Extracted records
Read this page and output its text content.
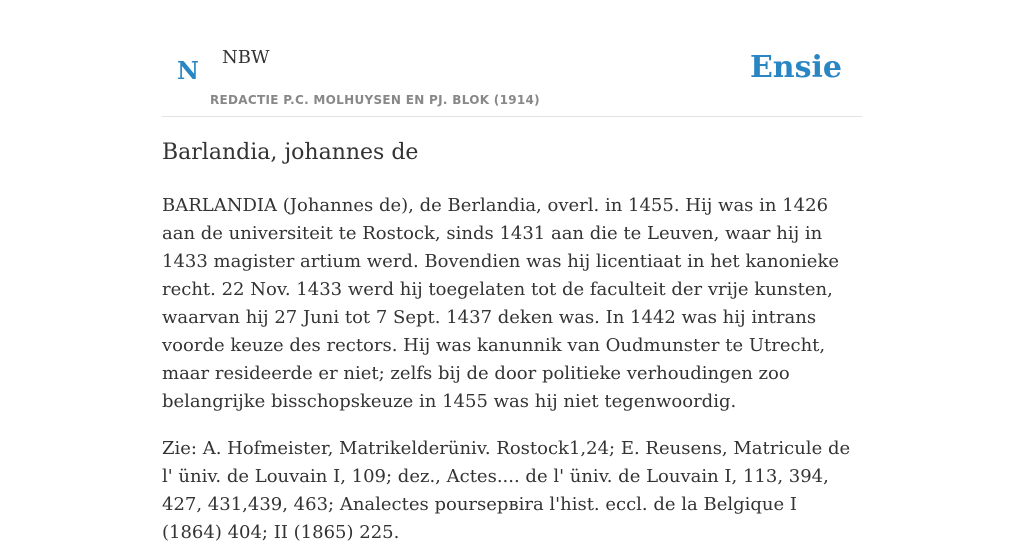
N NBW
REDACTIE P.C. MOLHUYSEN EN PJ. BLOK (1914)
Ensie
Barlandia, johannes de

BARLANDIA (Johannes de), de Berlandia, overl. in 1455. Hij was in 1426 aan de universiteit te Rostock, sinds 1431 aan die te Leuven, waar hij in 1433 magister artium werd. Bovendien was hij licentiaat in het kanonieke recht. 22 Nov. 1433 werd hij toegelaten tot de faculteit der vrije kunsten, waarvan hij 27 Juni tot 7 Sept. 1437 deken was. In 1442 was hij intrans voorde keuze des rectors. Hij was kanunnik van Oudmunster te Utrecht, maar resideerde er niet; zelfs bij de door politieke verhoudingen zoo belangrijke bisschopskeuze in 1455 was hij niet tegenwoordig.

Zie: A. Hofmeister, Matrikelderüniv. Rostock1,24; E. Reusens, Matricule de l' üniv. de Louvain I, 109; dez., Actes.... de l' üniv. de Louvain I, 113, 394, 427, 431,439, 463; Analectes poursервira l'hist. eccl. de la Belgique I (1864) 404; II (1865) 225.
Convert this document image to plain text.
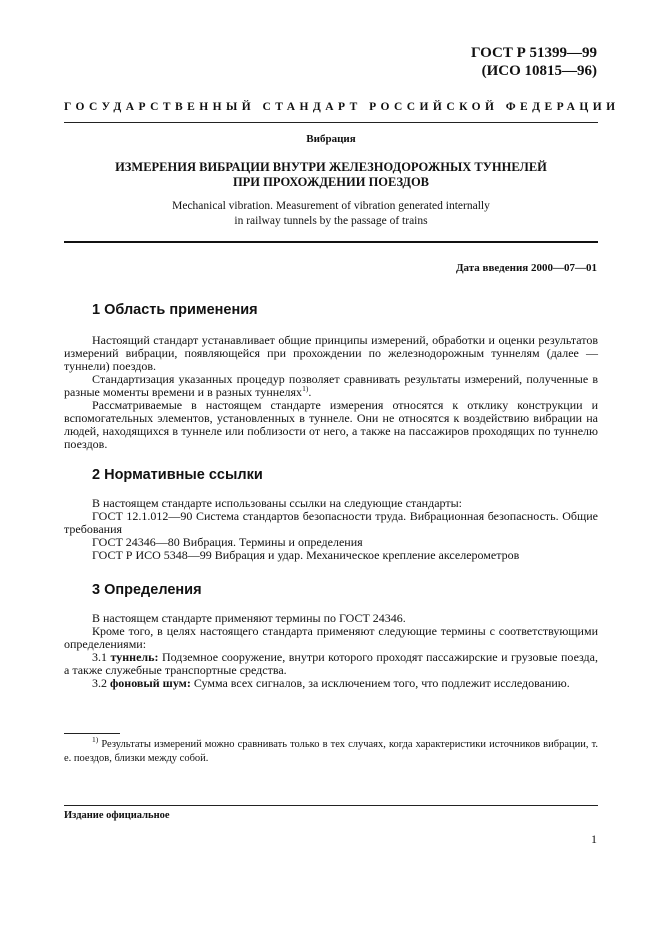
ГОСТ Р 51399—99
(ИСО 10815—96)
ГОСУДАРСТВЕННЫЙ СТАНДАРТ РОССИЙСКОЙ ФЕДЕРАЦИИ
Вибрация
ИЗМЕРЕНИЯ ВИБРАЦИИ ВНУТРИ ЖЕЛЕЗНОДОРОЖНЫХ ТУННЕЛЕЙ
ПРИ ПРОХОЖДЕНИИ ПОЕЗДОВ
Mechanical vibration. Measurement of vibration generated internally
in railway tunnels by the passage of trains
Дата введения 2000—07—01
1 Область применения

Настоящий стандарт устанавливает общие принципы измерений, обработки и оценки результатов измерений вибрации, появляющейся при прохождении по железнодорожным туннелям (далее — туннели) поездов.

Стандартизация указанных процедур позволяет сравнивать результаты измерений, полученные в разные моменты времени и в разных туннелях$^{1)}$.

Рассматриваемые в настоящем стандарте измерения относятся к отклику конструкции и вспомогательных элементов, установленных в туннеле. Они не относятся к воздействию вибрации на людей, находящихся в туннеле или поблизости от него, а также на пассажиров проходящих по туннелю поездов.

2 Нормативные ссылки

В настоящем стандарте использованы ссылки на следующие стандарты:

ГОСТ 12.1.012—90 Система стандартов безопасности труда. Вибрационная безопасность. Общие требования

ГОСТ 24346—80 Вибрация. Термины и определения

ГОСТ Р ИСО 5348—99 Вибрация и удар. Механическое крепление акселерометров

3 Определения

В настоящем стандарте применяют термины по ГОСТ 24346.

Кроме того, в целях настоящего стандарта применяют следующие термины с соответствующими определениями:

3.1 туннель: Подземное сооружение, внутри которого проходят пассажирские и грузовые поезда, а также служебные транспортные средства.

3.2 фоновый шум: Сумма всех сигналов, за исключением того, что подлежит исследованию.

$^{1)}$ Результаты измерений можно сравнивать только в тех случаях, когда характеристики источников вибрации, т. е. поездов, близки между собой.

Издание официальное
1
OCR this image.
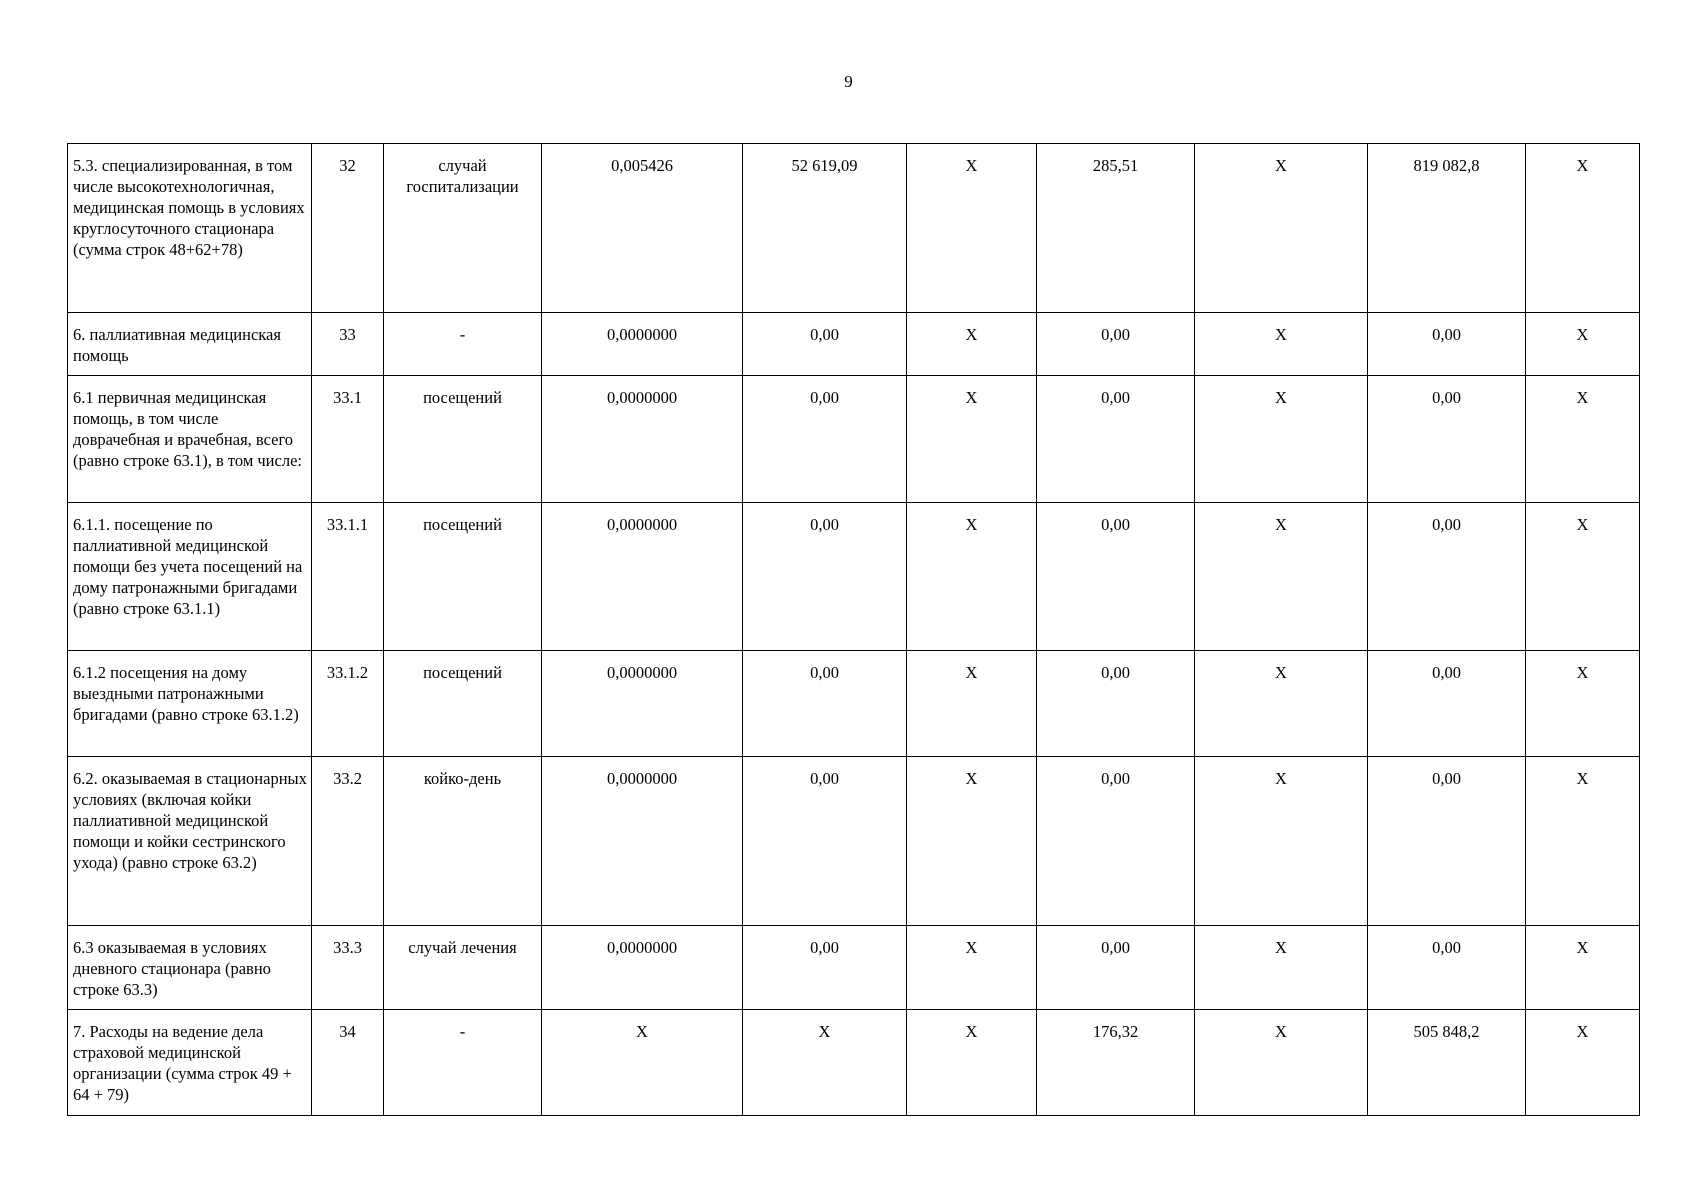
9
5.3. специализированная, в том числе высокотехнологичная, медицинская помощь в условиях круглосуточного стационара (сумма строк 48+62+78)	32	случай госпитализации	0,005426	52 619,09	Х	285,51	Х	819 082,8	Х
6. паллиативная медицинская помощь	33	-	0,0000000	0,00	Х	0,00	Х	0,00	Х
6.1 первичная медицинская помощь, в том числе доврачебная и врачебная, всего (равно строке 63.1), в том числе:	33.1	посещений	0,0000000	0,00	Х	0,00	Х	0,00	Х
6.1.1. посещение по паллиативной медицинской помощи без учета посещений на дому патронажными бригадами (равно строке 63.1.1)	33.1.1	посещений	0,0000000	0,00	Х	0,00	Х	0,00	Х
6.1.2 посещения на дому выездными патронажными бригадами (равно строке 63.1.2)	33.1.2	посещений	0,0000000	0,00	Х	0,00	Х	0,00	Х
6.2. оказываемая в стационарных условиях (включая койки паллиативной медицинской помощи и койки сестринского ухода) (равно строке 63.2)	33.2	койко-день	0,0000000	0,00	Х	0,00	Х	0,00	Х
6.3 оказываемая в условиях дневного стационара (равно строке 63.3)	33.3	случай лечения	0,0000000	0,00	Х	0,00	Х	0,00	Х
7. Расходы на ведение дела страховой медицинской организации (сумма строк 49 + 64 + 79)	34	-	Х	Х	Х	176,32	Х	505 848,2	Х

▶ _Written request_: Only the number should be given: how many lines of the data contain the word "медицинская"?

▶ _Output of the task_: 3